Set problem:
Output every line below exactly.
=======
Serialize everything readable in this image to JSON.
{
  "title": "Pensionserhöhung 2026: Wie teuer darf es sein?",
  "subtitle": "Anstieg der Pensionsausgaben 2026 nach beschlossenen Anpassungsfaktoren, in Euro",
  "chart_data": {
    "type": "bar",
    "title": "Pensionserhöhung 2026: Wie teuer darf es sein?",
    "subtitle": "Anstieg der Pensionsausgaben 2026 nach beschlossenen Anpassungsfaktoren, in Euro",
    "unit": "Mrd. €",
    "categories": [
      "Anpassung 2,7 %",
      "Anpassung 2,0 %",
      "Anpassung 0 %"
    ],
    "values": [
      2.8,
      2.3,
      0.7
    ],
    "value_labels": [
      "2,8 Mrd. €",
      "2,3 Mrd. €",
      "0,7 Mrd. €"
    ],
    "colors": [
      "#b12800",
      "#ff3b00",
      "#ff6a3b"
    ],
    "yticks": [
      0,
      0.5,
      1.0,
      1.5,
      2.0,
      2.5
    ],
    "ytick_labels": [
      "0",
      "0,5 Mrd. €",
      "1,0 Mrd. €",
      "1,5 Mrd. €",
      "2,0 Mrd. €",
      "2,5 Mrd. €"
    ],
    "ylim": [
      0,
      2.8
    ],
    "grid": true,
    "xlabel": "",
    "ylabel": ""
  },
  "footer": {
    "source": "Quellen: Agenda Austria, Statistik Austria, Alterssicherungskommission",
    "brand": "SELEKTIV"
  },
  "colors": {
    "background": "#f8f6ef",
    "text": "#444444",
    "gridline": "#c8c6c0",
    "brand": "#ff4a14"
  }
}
=======
Solved exercise:
Serialize everything readable in this image to JSON.
{
  "title": "Pensionserhöhung 2026: Wie teuer darf es sein?",
  "subtitle": "Anstieg der Pensionsausgaben 2026 nach beschlossenen Anpassungsfaktoren, in Euro",
  "chart_data": {
    "type": "bar",
    "title": "Pensionserhöhung 2026: Wie teuer darf es sein?",
    "subtitle": "Anstieg der Pensionsausgaben 2026 nach beschlossenen Anpassungsfaktoren, in Euro",
    "unit": "Mrd. €",
    "categories": [
      "Anpassung 2,7 %",
      "Anpassung 2,0 %",
      "Anpassung 0 %"
    ],
    "values": [
      2.8,
      2.3,
      0.7
    ],
    "value_labels": [
      "2,8 Mrd. €",
      "2,3 Mrd. €",
      "0,7 Mrd. €"
    ],
    "colors": [
      "#b12800",
      "#ff3b00",
      "#ff6a3b"
    ],
    "yticks": [
      0,
      0.5,
      1.0,
      1.5,
      2.0,
      2.5
    ],
    "ytick_labels": [
      "0",
      "0,5 Mrd. €",
      "1,0 Mrd. €",
      "1,5 Mrd. €",
      "2,0 Mrd. €",
      "2,5 Mrd. €"
    ],
    "ylim": [
      0,
      2.8
    ],
    "grid": true,
    "xlabel": "",
    "ylabel": ""
  },
  "footer": {
    "source": "Quellen: Agenda Austria, Statistik Austria, Alterssicherungskommission",
    "brand": "SELEKTIV"
  },
  "colors": {
    "background": "#f8f6ef",
    "text": "#444444",
    "gridline": "#c8c6c0",
    "brand": "#ff4a14"
  }
}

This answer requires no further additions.